REQUIREMENT
Repeat the whole of the data, keeping every detail the same.

▽

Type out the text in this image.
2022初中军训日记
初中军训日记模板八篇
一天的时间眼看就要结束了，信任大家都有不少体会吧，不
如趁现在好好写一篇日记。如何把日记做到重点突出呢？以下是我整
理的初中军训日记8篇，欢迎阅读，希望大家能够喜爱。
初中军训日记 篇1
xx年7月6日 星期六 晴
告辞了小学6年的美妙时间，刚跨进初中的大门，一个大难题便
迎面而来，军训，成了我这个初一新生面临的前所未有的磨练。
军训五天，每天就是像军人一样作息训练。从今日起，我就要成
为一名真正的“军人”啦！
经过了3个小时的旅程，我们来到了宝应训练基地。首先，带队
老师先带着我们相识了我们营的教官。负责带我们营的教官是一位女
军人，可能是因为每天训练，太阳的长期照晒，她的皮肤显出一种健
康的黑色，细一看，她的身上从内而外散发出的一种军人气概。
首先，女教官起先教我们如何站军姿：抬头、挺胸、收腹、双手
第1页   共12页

△

SOLUTION TO THE EXERCISE
Type out the text in this image.
2022初中军训日记
初中军训日记模板八篇
一天的时间眼看就要结束了，信任大家都有不少体会吧，不
如趁现在好好写一篇日记。如何把日记做到重点突出呢？以下是我整
理的初中军训日记8篇，欢迎阅读，希望大家能够喜爱。
初中军训日记 篇1
xx年7月6日 星期六 晴
告辞了小学6年的美妙时间，刚跨进初中的大门，一个大难题便
迎面而来，军训，成了我这个初一新生面临的前所未有的磨练。
军训五天，每天就是像军人一样作息训练。从今日起，我就要成
为一名真正的“军人”啦！
经过了3个小时的旅程，我们来到了宝应训练基地。首先，带队
老师先带着我们相识了我们营的教官。负责带我们营的教官是一位女
军人，可能是因为每天训练，太阳的长期照晒，她的皮肤显出一种健
康的黑色，细一看，她的身上从内而外散发出的一种军人气概。
首先，女教官起先教我们如何站军姿：抬头、挺胸、收腹、双手
第1页   共12页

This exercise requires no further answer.